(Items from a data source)
_____
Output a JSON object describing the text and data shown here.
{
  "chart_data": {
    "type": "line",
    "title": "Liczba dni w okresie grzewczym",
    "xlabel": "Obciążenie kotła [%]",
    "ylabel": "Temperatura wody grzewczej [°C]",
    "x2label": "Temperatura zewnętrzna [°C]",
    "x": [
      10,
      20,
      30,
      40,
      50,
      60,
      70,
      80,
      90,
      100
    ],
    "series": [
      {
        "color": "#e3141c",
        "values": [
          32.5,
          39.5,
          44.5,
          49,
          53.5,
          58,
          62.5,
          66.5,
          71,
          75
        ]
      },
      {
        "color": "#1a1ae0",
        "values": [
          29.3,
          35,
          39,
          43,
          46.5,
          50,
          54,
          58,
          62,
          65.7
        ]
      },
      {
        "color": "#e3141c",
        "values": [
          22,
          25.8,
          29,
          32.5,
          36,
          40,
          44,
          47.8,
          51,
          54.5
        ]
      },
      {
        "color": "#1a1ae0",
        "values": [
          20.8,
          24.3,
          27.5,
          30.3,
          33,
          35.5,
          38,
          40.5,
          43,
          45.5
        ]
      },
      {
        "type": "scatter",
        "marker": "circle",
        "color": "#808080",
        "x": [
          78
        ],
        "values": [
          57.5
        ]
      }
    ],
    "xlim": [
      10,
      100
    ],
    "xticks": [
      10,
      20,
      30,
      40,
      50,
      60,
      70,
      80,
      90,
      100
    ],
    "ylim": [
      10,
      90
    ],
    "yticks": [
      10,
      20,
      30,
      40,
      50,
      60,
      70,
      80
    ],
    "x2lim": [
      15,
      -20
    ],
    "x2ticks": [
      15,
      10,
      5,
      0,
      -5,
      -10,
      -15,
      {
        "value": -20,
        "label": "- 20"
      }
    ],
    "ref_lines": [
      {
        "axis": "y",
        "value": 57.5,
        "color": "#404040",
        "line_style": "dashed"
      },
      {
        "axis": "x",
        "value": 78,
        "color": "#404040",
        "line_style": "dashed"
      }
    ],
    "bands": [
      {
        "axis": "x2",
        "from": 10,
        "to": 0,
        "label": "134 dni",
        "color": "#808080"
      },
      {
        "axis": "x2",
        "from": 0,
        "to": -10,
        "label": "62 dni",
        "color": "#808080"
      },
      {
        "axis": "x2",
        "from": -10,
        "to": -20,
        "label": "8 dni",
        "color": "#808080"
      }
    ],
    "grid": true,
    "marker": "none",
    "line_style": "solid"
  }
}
_____
→ **Do this**
Reproduce the material above exactly; please quote every line of it.

→ **Output for this task**
Output a JSON object describing the text and data shown here.
{
  "chart_data": {
    "type": "line",
    "title": "Liczba dni w okresie grzewczym",
    "xlabel": "Obciążenie kotła [%]",
    "ylabel": "Temperatura wody grzewczej [°C]",
    "x2label": "Temperatura zewnętrzna [°C]",
    "x": [
      10,
      20,
      30,
      40,
      50,
      60,
      70,
      80,
      90,
      100
    ],
    "series": [
      {
        "color": "#e3141c",
        "values": [
          32.5,
          39.5,
          44.5,
          49,
          53.5,
          58,
          62.5,
          66.5,
          71,
          75
        ]
      },
      {
        "color": "#1a1ae0",
        "values": [
          29.3,
          35,
          39,
          43,
          46.5,
          50,
          54,
          58,
          62,
          65.7
        ]
      },
      {
        "color": "#e3141c",
        "values": [
          22,
          25.8,
          29,
          32.5,
          36,
          40,
          44,
          47.8,
          51,
          54.5
        ]
      },
      {
        "color": "#1a1ae0",
        "values": [
          20.8,
          24.3,
          27.5,
          30.3,
          33,
          35.5,
          38,
          40.5,
          43,
          45.5
        ]
      },
      {
        "type": "scatter",
        "marker": "circle",
        "color": "#808080",
        "x": [
          78
        ],
        "values": [
          57.5
        ]
      }
    ],
    "xlim": [
      10,
      100
    ],
    "xticks": [
      10,
      20,
      30,
      40,
      50,
      60,
      70,
      80,
      90,
      100
    ],
    "ylim": [
      10,
      90
    ],
    "yticks": [
      10,
      20,
      30,
      40,
      50,
      60,
      70,
      80
    ],
    "x2lim": [
      15,
      -20
    ],
    "x2ticks": [
      15,
      10,
      5,
      0,
      -5,
      -10,
      -15,
      {
        "value": -20,
        "label": "- 20"
      }
    ],
    "ref_lines": [
      {
        "axis": "y",
        "value": 57.5,
        "color": "#404040",
        "line_style": "dashed"
      },
      {
        "axis": "x",
        "value": 78,
        "color": "#404040",
        "line_style": "dashed"
      }
    ],
    "bands": [
      {
        "axis": "x2",
        "from": 10,
        "to": 0,
        "label": "134 dni",
        "color": "#808080"
      },
      {
        "axis": "x2",
        "from": 0,
        "to": -10,
        "label": "62 dni",
        "color": "#808080"
      },
      {
        "axis": "x2",
        "from": -10,
        "to": -20,
        "label": "8 dni",
        "color": "#808080"
      }
    ],
    "grid": true,
    "marker": "none",
    "line_style": "solid"
  }
}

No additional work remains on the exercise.